- [Set exercise] For the listing below, give the count of lines containing the string "naturaleza" and nothing else.

- [Data for this task]

+ + + +

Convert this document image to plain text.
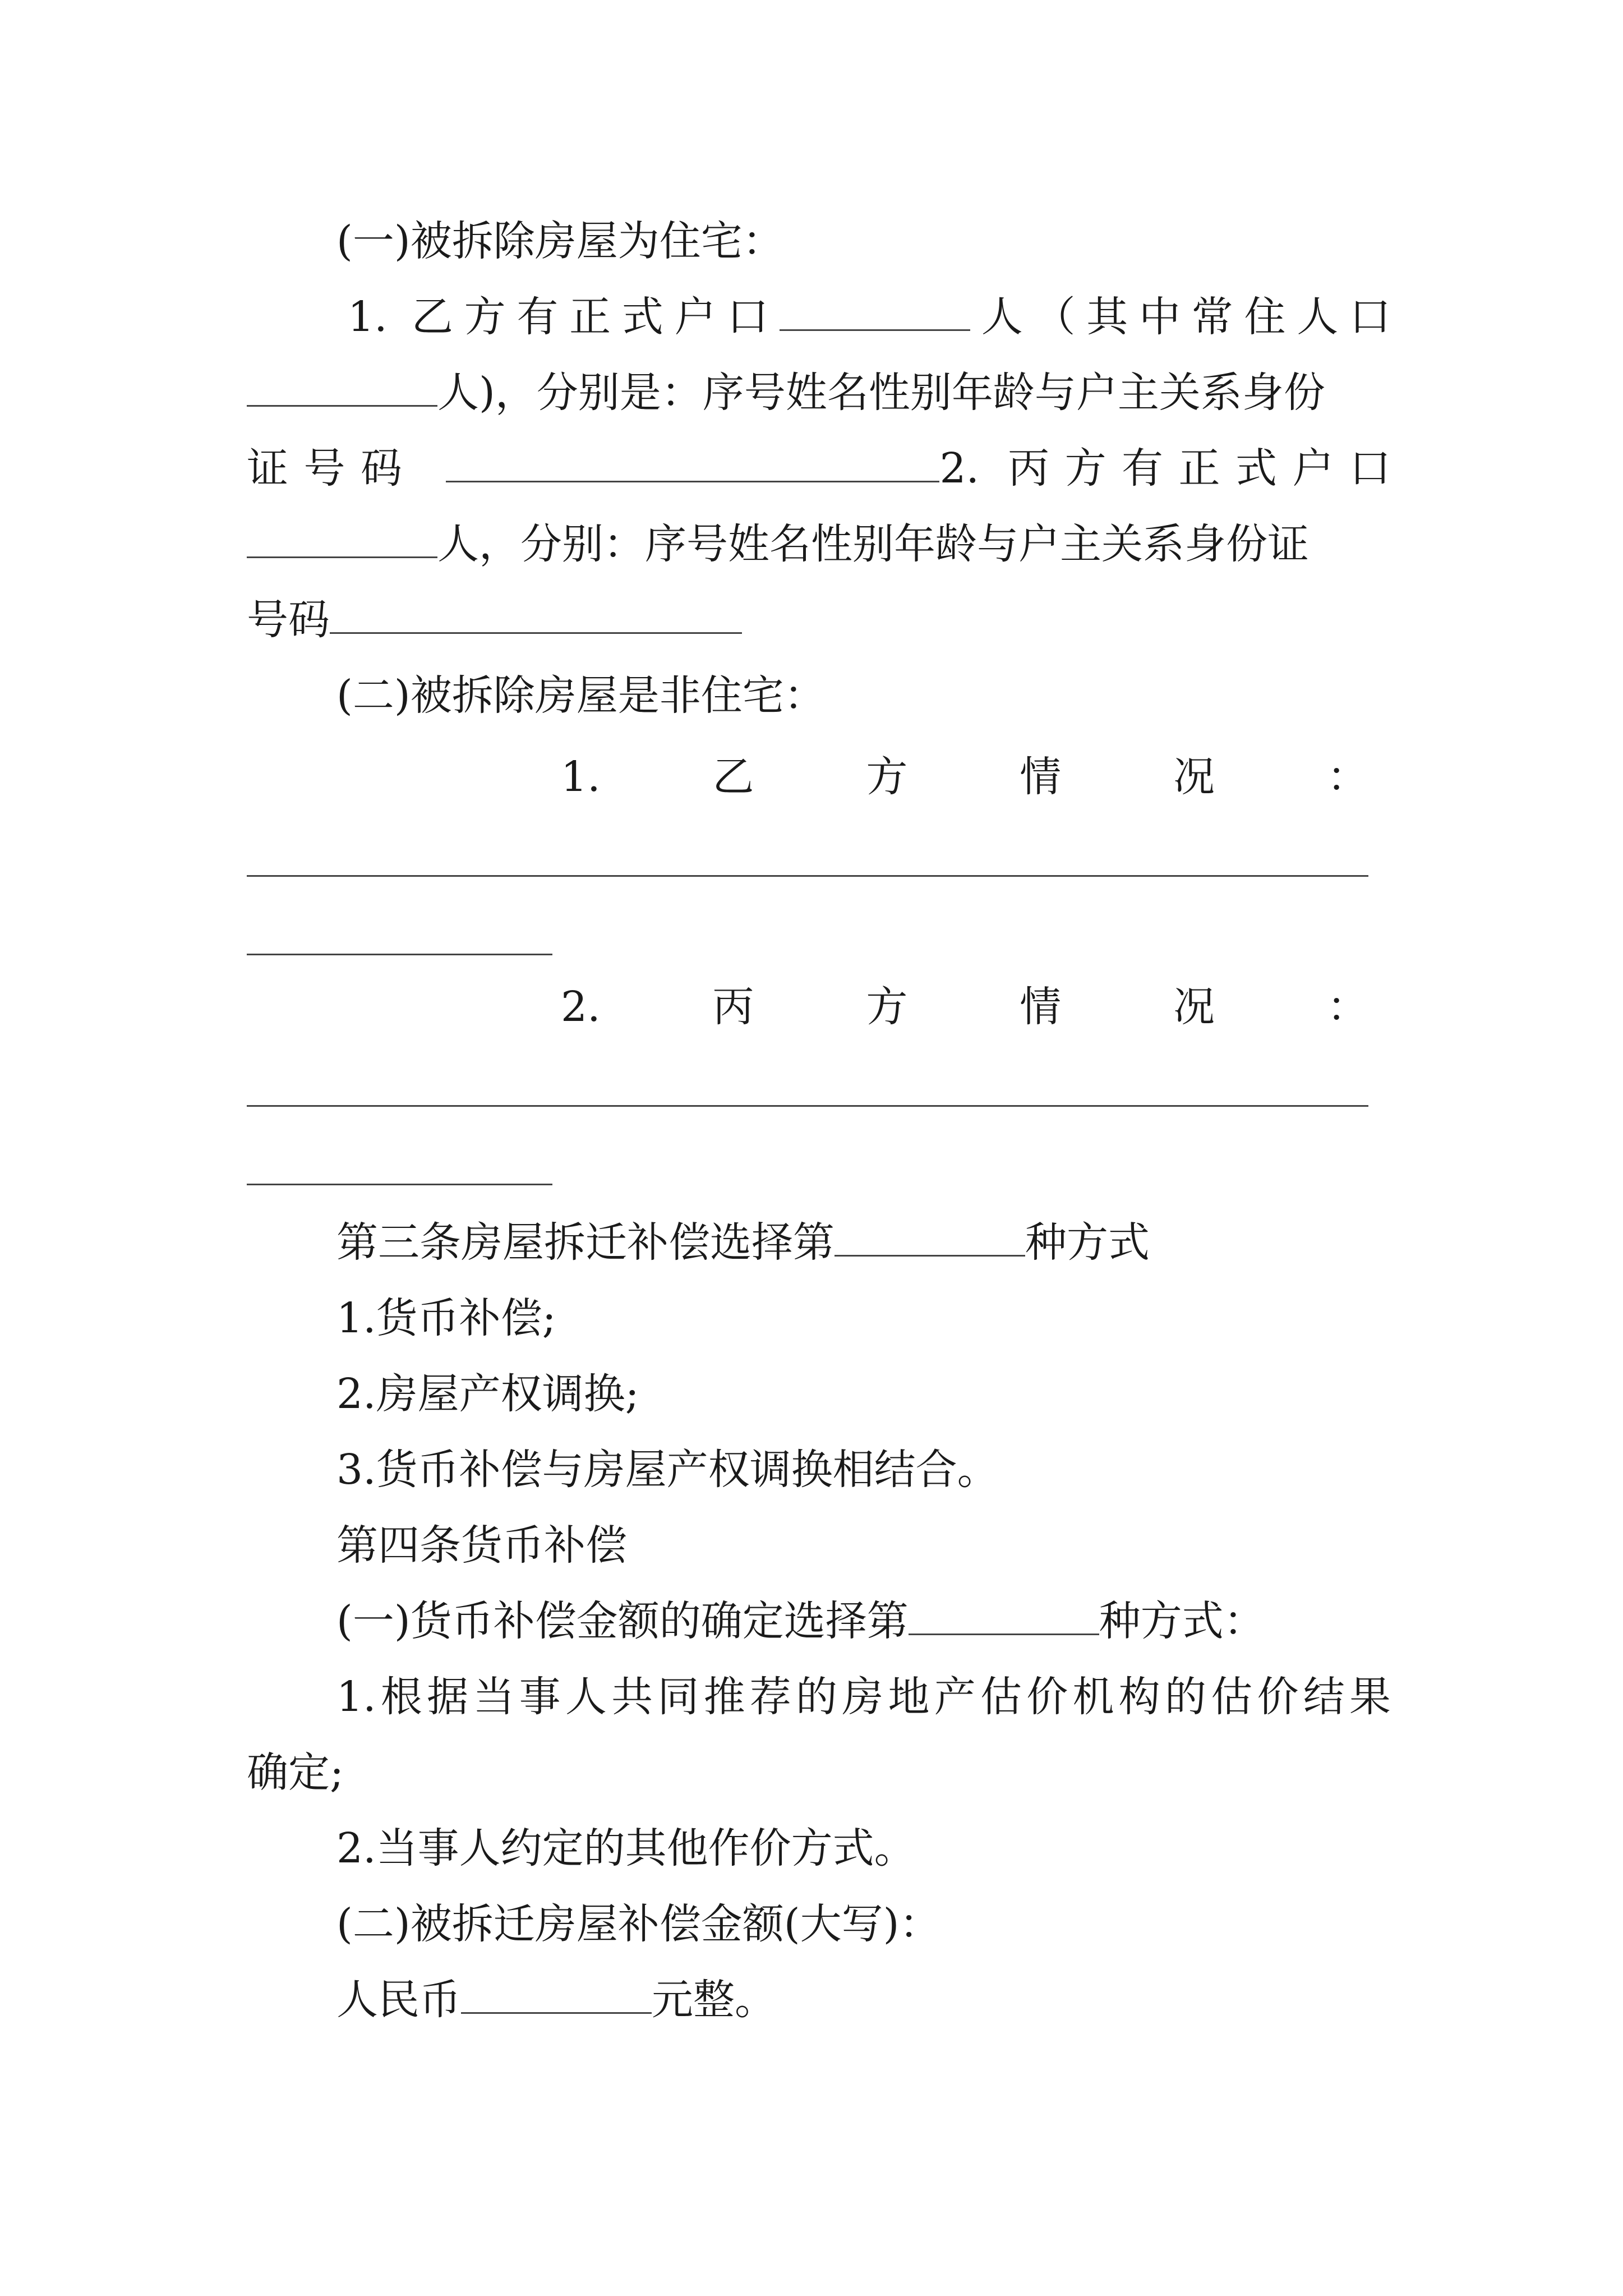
(一)被拆除房屋为住宅：
1. 乙方有正式户口	人（其中常住人口
人)，分别是：序号姓名性别年龄与户主关系身份
证号码	2. 丙方有正式户口
人，分别：序号姓名性别年龄与户主关系身份证
号码
(二)被拆除房屋是非住宅：
1.	乙	方	情	况	：
2.	丙	方	情	况	：
第三条房屋拆迁补偿选择第	种方式
1.货币补偿;
2.房屋产权调换;
3.货币补偿与房屋产权调换相结合。
第四条货币补偿
(一)货币补偿金额的确定选择第	种方式：
1.根据当事人共同推荐的房地产估价机构的估价结果
确定;
2.当事人约定的其他作价方式。
(二)被拆迁房屋补偿金额(大写)：
人民币	元整。
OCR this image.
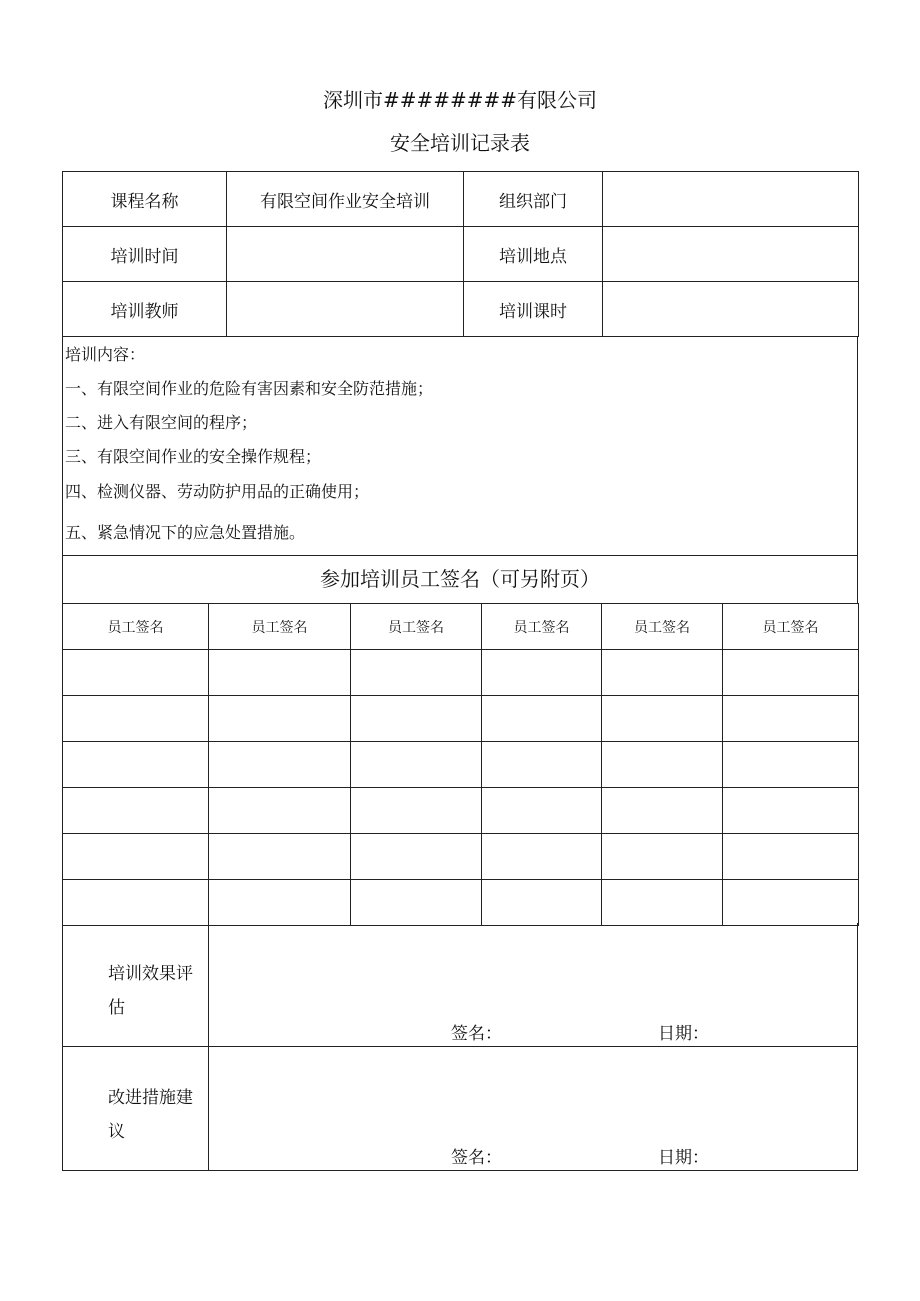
深圳市########有限公司
安全培训记录表
课程名称	有限空间作业安全培训	组织部门	
培训时间		培训地点	
培训教师		培训课时	
培训内容：
一、有限空间作业的危险有害因素和安全防范措施；
二、进入有限空间的程序；
三、有限空间作业的安全操作规程；
四、检测仪器、劳动防护用品的正确使用；
五、紧急情况下的应急处置措施。
参加培训员工签名（可另附页）
员工签名	员工签名	员工签名	员工签名	员工签名	员工签名

培训效果评估
签名：	日期：
改进措施建议
签名：	日期：
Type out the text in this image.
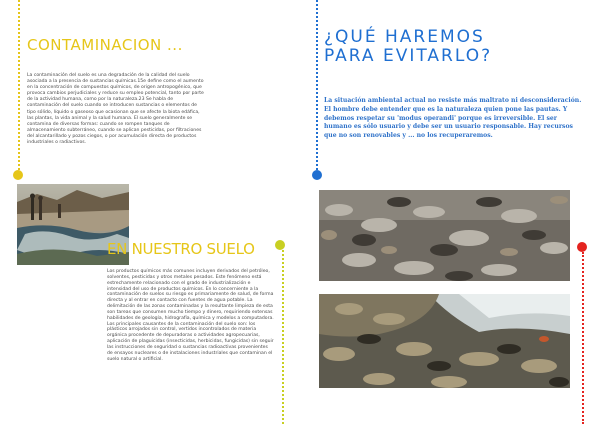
CONTAMINACION ...

La contaminación del suelo es una degradación de la calidad del suelo asociada a la presencia de sustancias químicas.15e define como el aumento en la concentración de compuestos químicos, de origen antropogénico, que provoca cambios perjudiciales y reduce su empleo potencial, tanto por parte de la actividad humana, como por la naturaleza.23 Se habla de contaminación del suelo cuando se introducen sustancias o elementos de tipo sólido, líquido o gaseoso que ocasionan que se afecte la biota edáfica, las plantas, la vida animal y la salud humana. El suelo generalmente se contamina de diversas formas: cuando se rompen tanques de almacenamiento subterráneo, cuando se aplican pesticidas, por filtraciones del alcantarillado y pozos ciegos, o por acumulación directa de productos industriales o radiactivos.

EN NUESTRO SUELO

Los productos químicos más comunes incluyen derivados del petróleo, solventes, pesticidas y otros metales pesados. Este fenómeno está estrechamente relacionado con el grado de industrialización e intensidad del uso de productos químicos. En lo concerniente a la contaminación de suelos su riesgo es primariamente de salud, de forma directa y al entrar en contacto con fuentes de agua potable. La delimitación de las zonas contaminadas y la resultante limpieza de esta son tareas que consumen mucho tiempo y dinero, requiriendo extensas habilidades de geología, hidrografía, química y modelos a computadora. Los principales causantes de la contaminación del suelo son: los plásticos arrojados sin control, vertidos incontrolados de materia orgánica procedente de depuradoras o actividades agropecuarias, aplicación de plaguicidas (insecticidas, herbicidas, fungicidas) sin seguir las instrucciones de seguridad o sustancias radioactivas provenientes de ensayos nucleares o de instalaciones industriales que contaminan el suelo natural o artificial.

¿QUÉ HAREMOS
PARA EVITARLO?
La situación ambiental actual no resiste más maltrato ni desconsideración. El hombre debe entender que es la naturaleza quien pone las pautas. Y debemos respetar su 'modus operandi' porque es irreversible. El ser humano es sólo usuario y debe ser un usuario responsable. Hay recursos que no son renovables y ... no los recuperaremos.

+ + + +

- [Answer to the exercise] 2